[Information given — start]

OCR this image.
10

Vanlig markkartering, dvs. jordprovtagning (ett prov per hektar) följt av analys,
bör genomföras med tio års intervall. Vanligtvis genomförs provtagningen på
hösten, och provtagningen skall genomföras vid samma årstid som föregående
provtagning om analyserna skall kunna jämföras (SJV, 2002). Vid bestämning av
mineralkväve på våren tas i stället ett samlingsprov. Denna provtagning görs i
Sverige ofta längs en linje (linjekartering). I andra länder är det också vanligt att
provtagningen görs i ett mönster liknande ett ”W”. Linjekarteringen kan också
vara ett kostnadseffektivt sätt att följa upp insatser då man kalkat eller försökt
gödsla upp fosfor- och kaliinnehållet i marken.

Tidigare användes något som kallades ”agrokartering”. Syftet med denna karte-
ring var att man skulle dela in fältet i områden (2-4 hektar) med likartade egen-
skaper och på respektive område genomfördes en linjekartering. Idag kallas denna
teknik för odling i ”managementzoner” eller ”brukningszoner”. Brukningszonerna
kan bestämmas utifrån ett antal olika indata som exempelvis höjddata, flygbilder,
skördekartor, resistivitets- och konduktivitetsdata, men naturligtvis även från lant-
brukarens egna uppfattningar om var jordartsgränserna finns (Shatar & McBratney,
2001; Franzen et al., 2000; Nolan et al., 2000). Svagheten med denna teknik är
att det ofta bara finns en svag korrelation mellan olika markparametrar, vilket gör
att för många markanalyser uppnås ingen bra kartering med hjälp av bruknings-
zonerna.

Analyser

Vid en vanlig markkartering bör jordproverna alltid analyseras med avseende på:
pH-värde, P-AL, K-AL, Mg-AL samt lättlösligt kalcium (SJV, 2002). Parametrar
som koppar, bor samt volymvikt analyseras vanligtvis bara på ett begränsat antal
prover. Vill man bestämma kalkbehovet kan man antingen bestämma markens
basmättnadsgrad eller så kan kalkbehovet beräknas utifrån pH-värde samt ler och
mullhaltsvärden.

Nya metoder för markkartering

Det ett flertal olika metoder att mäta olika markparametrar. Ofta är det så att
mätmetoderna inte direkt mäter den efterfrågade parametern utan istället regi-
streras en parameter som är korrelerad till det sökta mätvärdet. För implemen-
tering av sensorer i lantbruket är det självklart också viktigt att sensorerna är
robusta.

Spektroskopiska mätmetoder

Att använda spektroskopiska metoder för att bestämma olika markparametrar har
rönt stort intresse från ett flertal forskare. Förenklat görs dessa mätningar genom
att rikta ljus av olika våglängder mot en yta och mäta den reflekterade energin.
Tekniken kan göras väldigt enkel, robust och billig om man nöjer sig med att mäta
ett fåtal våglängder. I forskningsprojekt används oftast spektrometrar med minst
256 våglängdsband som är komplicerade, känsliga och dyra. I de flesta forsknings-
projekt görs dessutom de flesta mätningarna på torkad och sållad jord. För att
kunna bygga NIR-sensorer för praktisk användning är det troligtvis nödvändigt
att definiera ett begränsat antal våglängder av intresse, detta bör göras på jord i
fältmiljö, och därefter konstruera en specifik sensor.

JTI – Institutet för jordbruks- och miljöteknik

[Information given — finish]

Scan the lines above, and whenever one holds the string "genomföras", copy it.

bör genomföras med tio års intervall. Vanligtvis genomförs provtagningen på
hösten, och provtagningen skall genomföras vid samma årstid som föregående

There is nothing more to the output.